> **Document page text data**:

● ● ● ● ●

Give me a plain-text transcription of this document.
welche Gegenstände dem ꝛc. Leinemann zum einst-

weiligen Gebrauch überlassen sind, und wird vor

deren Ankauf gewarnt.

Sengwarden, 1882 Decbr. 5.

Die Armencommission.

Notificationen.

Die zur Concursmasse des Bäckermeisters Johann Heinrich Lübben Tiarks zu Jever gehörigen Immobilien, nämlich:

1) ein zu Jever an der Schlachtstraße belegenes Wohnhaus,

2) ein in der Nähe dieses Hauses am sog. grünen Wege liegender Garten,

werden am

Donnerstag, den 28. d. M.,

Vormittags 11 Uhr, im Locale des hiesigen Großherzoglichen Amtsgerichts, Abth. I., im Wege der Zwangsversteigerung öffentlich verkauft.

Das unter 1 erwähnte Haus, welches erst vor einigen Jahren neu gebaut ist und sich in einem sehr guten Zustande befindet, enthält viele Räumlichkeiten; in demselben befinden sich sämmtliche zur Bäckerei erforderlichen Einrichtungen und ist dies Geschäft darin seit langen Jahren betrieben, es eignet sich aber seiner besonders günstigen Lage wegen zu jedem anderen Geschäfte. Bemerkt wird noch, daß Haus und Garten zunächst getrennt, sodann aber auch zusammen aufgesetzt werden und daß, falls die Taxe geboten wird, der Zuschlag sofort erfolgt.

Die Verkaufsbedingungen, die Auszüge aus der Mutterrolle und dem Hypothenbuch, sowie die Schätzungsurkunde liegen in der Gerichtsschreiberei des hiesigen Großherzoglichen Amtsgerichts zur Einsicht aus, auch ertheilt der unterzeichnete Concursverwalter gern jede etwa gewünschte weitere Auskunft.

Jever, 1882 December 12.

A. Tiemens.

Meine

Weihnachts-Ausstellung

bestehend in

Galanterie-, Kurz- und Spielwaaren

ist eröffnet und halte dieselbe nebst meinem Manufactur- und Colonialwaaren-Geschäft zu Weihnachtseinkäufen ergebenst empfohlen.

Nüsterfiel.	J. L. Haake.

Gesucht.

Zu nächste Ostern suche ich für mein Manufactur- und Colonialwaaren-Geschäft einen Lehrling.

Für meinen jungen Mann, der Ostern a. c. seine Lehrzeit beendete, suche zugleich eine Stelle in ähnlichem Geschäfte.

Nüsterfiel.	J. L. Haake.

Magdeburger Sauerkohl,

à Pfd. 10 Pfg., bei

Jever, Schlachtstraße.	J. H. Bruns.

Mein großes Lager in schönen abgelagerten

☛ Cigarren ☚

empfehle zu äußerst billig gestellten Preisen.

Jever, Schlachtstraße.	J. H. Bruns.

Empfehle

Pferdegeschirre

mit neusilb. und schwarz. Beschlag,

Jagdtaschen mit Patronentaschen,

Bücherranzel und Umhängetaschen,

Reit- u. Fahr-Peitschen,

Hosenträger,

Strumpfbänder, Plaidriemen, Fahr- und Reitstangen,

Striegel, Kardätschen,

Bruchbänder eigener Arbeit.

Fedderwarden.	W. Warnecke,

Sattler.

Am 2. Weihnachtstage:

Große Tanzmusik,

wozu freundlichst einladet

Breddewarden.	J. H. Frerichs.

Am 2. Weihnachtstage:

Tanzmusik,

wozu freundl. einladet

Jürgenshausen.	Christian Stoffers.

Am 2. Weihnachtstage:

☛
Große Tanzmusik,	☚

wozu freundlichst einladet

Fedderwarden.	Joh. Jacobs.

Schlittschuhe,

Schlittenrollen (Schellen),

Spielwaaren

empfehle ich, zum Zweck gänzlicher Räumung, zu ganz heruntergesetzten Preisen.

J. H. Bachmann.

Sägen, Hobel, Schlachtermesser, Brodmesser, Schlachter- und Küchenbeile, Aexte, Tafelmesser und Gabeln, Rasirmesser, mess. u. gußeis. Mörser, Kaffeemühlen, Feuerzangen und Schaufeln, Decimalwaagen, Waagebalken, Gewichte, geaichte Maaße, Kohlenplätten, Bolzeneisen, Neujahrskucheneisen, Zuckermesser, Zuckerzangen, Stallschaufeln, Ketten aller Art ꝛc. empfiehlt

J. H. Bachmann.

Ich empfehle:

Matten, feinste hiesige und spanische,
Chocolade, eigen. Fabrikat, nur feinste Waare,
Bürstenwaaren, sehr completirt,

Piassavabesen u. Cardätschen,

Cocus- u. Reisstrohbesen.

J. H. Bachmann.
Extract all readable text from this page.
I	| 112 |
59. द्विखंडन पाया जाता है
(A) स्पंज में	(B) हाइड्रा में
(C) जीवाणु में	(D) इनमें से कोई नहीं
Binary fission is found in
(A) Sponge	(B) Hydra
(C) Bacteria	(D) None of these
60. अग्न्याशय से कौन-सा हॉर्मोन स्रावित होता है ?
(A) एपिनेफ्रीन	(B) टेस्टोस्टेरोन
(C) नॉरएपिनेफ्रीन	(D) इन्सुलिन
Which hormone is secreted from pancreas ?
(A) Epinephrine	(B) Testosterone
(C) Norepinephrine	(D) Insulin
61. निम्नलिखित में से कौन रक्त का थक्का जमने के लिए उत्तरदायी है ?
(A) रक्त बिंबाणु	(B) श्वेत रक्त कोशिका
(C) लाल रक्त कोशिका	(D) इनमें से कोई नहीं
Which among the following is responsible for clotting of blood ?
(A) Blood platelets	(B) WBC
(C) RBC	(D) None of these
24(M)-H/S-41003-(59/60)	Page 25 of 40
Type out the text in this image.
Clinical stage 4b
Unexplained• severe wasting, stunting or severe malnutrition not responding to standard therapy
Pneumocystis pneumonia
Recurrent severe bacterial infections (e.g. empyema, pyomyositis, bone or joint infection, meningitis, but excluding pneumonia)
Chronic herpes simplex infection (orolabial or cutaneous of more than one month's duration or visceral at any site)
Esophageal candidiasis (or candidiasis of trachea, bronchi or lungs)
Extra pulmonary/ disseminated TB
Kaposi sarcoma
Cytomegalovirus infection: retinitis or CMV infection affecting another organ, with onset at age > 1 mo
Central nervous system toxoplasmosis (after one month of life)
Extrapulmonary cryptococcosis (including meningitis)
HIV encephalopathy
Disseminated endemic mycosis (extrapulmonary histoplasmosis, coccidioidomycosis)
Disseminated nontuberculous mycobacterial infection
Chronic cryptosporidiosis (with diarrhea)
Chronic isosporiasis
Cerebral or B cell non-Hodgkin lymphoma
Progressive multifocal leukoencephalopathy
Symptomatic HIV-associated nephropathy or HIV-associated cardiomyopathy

● ● ● ● ●

> **What needs to be done**: Starting with the line that contains "Extract all readable text from this page.", restate every line up to and including the last one above, exactly.

> **Answer space**:
Extract all readable text from this page.
I	| 112 |
59. द्विखंडन पाया जाता है
(A) स्पंज में	(B) हाइड्रा में
(C) जीवाणु में	(D) इनमें से कोई नहीं
Binary fission is found in
(A) Sponge	(B) Hydra
(C) Bacteria	(D) None of these
60. अग्न्याशय से कौन-सा हॉर्मोन स्रावित होता है ?
(A) एपिनेफ्रीन	(B) टेस्टोस्टेरोन
(C) नॉरएपिनेफ्रीन	(D) इन्सुलिन
Which hormone is secreted from pancreas ?
(A) Epinephrine	(B) Testosterone
(C) Norepinephrine	(D) Insulin
61. निम्नलिखित में से कौन रक्त का थक्का जमने के लिए उत्तरदायी है ?
(A) रक्त बिंबाणु	(B) श्वेत रक्त कोशिका
(C) लाल रक्त कोशिका	(D) इनमें से कोई नहीं
Which among the following is responsible for clotting of blood ?
(A) Blood platelets	(B) WBC
(C) RBC	(D) None of these
24(M)-H/S-41003-(59/60)	Page 25 of 40
Type out the text in this image.
Clinical stage 4b
Unexplained• severe wasting, stunting or severe malnutrition not responding to standard therapy
Pneumocystis pneumonia
Recurrent severe bacterial infections (e.g. empyema, pyomyositis, bone or joint infection, meningitis, but excluding pneumonia)
Chronic herpes simplex infection (orolabial or cutaneous of more than one month's duration or visceral at any site)
Esophageal candidiasis (or candidiasis of trachea, bronchi or lungs)
Extra pulmonary/ disseminated TB
Kaposi sarcoma
Cytomegalovirus infection: retinitis or CMV infection affecting another organ, with onset at age > 1 mo
Central nervous system toxoplasmosis (after one month of life)
Extrapulmonary cryptococcosis (including meningitis)
HIV encephalopathy
Disseminated endemic mycosis (extrapulmonary histoplasmosis, coccidioidomycosis)
Disseminated nontuberculous mycobacterial infection
Chronic cryptosporidiosis (with diarrhea)
Chronic isosporiasis
Cerebral or B cell non-Hodgkin lymphoma
Progressive multifocal leukoencephalopathy
Symptomatic HIV-associated nephropathy or HIV-associated cardiomyopathy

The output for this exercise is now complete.